**WHAT YOU HAVE TO DO:** Find the string "tumeurs" in the data, then copy every line where it is found.

**RECORDS FOR THIS EXERCISE:**
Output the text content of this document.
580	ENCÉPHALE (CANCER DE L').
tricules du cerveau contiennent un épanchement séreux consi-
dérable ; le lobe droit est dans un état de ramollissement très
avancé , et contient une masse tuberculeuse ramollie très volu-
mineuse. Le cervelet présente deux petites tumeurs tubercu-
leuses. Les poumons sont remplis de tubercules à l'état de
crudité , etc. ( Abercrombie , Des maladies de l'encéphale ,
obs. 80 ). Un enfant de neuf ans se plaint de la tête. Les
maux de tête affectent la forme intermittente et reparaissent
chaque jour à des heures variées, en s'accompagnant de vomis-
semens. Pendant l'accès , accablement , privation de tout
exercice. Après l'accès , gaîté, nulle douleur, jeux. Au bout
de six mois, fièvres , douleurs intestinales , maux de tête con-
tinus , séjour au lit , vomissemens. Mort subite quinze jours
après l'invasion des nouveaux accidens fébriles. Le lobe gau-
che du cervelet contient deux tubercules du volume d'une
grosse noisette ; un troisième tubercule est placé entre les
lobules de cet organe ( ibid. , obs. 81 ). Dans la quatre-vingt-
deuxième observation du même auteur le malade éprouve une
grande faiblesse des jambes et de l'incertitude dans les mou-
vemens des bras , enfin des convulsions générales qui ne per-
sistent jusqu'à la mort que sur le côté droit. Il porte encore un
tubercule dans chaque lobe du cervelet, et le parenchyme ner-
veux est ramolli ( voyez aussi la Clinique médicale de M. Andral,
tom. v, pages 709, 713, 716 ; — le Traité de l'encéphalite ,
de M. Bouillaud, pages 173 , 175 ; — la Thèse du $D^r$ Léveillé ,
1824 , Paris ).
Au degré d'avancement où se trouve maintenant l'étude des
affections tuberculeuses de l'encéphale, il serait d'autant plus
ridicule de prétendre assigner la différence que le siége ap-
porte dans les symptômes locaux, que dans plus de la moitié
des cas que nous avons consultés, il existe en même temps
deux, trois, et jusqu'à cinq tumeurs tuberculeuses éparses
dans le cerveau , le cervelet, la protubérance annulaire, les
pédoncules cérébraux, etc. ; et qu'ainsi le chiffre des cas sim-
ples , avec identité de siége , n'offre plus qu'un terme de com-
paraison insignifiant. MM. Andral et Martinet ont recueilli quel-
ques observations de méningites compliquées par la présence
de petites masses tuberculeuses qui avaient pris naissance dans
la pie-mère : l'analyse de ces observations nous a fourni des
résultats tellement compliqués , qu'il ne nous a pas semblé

**THE COMPLETED TASK:**
mineuse. Le cervelet présente deux petites tumeurs tubercu-
deux, trois, et jusqu'à cinq tumeurs tuberculeuses éparses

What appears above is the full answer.